| THE REQUEST |
Below is the data. Give it again, complete and exact.

| DATASET CONTENT |
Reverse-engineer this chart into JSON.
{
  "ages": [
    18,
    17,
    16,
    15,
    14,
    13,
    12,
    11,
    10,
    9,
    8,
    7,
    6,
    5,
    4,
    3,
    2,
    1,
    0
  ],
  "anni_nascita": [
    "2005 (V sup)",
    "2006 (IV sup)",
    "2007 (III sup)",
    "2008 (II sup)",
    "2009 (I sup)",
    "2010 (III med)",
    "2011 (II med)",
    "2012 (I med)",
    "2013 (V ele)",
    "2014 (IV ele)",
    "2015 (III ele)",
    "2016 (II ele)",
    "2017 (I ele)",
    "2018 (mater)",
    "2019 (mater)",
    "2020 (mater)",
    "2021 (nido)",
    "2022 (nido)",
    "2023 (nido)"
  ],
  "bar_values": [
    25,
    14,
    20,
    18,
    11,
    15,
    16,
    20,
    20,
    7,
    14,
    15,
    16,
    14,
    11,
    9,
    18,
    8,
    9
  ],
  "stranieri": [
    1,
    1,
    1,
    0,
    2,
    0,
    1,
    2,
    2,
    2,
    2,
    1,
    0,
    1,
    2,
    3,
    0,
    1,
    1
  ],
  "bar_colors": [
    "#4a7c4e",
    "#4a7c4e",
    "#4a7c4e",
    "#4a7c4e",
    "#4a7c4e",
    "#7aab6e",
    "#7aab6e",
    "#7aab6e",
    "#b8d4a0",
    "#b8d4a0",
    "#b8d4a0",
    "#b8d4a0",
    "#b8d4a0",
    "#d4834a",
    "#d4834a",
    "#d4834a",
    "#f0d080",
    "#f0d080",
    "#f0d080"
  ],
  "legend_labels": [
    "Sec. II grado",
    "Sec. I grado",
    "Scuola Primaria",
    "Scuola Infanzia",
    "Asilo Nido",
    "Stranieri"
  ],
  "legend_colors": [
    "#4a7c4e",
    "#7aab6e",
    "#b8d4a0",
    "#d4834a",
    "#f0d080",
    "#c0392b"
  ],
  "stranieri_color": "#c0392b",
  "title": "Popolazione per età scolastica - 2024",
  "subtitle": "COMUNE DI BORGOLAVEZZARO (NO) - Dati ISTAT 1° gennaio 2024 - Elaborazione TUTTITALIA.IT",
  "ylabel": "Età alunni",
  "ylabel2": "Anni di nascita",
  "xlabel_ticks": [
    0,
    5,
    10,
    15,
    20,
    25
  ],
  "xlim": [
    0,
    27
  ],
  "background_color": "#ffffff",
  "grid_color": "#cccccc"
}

| OUTPUT OF THE TASK |
Reverse-engineer this chart into JSON.
{
  "ages": [
    18,
    17,
    16,
    15,
    14,
    13,
    12,
    11,
    10,
    9,
    8,
    7,
    6,
    5,
    4,
    3,
    2,
    1,
    0
  ],
  "anni_nascita": [
    "2005 (V sup)",
    "2006 (IV sup)",
    "2007 (III sup)",
    "2008 (II sup)",
    "2009 (I sup)",
    "2010 (III med)",
    "2011 (II med)",
    "2012 (I med)",
    "2013 (V ele)",
    "2014 (IV ele)",
    "2015 (III ele)",
    "2016 (II ele)",
    "2017 (I ele)",
    "2018 (mater)",
    "2019 (mater)",
    "2020 (mater)",
    "2021 (nido)",
    "2022 (nido)",
    "2023 (nido)"
  ],
  "bar_values": [
    25,
    14,
    20,
    18,
    11,
    15,
    16,
    20,
    20,
    7,
    14,
    15,
    16,
    14,
    11,
    9,
    18,
    8,
    9
  ],
  "stranieri": [
    1,
    1,
    1,
    0,
    2,
    0,
    1,
    2,
    2,
    2,
    2,
    1,
    0,
    1,
    2,
    3,
    0,
    1,
    1
  ],
  "bar_colors": [
    "#4a7c4e",
    "#4a7c4e",
    "#4a7c4e",
    "#4a7c4e",
    "#4a7c4e",
    "#7aab6e",
    "#7aab6e",
    "#7aab6e",
    "#b8d4a0",
    "#b8d4a0",
    "#b8d4a0",
    "#b8d4a0",
    "#b8d4a0",
    "#d4834a",
    "#d4834a",
    "#d4834a",
    "#f0d080",
    "#f0d080",
    "#f0d080"
  ],
  "legend_labels": [
    "Sec. II grado",
    "Sec. I grado",
    "Scuola Primaria",
    "Scuola Infanzia",
    "Asilo Nido",
    "Stranieri"
  ],
  "legend_colors": [
    "#4a7c4e",
    "#7aab6e",
    "#b8d4a0",
    "#d4834a",
    "#f0d080",
    "#c0392b"
  ],
  "stranieri_color": "#c0392b",
  "title": "Popolazione per età scolastica - 2024",
  "subtitle": "COMUNE DI BORGOLAVEZZARO (NO) - Dati ISTAT 1° gennaio 2024 - Elaborazione TUTTITALIA.IT",
  "ylabel": "Età alunni",
  "ylabel2": "Anni di nascita",
  "xlabel_ticks": [
    0,
    5,
    10,
    15,
    20,
    25
  ],
  "xlim": [
    0,
    27
  ],
  "background_color": "#ffffff",
  "grid_color": "#cccccc"
}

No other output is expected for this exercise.